Required action - Print the passage of the 1985 Formula 3000 article below verbatim, starting with "The 1985 European" and going on through "from Mike Thackwell.".

Seasons
- ← 1984 (F2)1986 →

= 1985 European Formula 3000 Championship =

Motor racing competition

The 1985 European Formula 3000 Championship was the inaugural season of the Formula 3000 category. The European Formula 3000 Championship replaced Formula Two as the official feeder series to Formula One. It was scheduled over 12 rounds and contested over 11 rounds. 14 different teams tried their luck with 33 different drivers and 7 different chassis. The series was won by the German Christian Danner driving for BS Automotive.

Danner, who was laying second in the championship at the time, would graduate to Formula One when he made his Grand Prix debut for the German Zakspeed team at the 1985 Belgian Grand Prix at Spa-Francorchamps on 15 September, a week before he won the final round of the F3000 championship at Donington Park to clinch the title from Mike Thackwell.

Danner had the honour of being the first in a long line of Formula 3000 champions who would fail to make an impact on Formula One, despite the championship being seen as the highest level FIA single-seater championship behind Grand Prix racing. Only future champions Jean Alesi, Olivier Panis and Juan Pablo Montoya would actually go on to win a Formula One Grand Prix.

Entries shown -
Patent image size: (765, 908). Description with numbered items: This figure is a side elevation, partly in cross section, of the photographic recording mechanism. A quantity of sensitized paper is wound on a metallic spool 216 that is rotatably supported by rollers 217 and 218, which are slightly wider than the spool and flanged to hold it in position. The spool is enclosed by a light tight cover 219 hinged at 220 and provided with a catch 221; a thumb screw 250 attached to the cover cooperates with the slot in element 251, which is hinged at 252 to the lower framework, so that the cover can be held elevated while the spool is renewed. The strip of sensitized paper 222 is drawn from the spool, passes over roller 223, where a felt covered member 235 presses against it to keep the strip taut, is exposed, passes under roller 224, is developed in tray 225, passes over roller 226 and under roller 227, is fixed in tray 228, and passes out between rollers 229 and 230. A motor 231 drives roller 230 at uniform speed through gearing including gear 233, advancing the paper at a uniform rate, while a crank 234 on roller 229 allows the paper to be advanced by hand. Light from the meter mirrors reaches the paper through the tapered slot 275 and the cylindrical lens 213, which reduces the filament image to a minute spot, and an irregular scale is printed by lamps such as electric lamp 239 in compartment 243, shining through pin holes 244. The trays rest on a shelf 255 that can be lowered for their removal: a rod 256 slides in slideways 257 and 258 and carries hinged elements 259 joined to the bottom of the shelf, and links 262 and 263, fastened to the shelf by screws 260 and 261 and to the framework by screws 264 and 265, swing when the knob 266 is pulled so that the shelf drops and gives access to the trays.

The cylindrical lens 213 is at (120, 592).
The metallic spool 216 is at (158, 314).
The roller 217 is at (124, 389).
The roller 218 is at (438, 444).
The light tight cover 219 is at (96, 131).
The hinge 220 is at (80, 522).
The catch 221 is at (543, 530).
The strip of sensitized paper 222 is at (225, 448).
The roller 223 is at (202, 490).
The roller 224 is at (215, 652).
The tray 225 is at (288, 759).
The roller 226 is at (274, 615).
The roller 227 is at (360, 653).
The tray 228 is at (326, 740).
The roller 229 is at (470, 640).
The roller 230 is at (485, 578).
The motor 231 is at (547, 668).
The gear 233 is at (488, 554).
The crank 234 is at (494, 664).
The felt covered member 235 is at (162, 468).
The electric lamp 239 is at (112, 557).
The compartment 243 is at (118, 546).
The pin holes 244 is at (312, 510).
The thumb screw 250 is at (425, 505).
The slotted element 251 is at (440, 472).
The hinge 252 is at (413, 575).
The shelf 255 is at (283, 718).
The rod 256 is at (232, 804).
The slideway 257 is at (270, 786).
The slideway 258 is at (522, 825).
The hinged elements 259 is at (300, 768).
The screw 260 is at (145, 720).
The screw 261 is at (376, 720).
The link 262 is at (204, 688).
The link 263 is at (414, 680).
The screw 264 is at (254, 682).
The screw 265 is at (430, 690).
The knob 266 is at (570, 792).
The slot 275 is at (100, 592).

Exercise result -
The 1985 European Formula 3000 Championship was the inaugural season of the Formula 3000 category. The European Formula 3000 Championship replaced Formula Two as the official feeder series to Formula One. It was scheduled over 12 rounds and contested over 11 rounds. 14 different teams tried their luck with 33 different drivers and 7 different chassis. The series was won by the German Christian Danner driving for BS Automotive.

Danner, who was laying second in the championship at the time, would graduate to Formula One when he made his Grand Prix debut for the German Zakspeed team at the 1985 Belgian Grand Prix at Spa-Francorchamps on 15 September, a week before he won the final round of the F3000 championship at Donington Park to clinch the title from Mike Thackwell.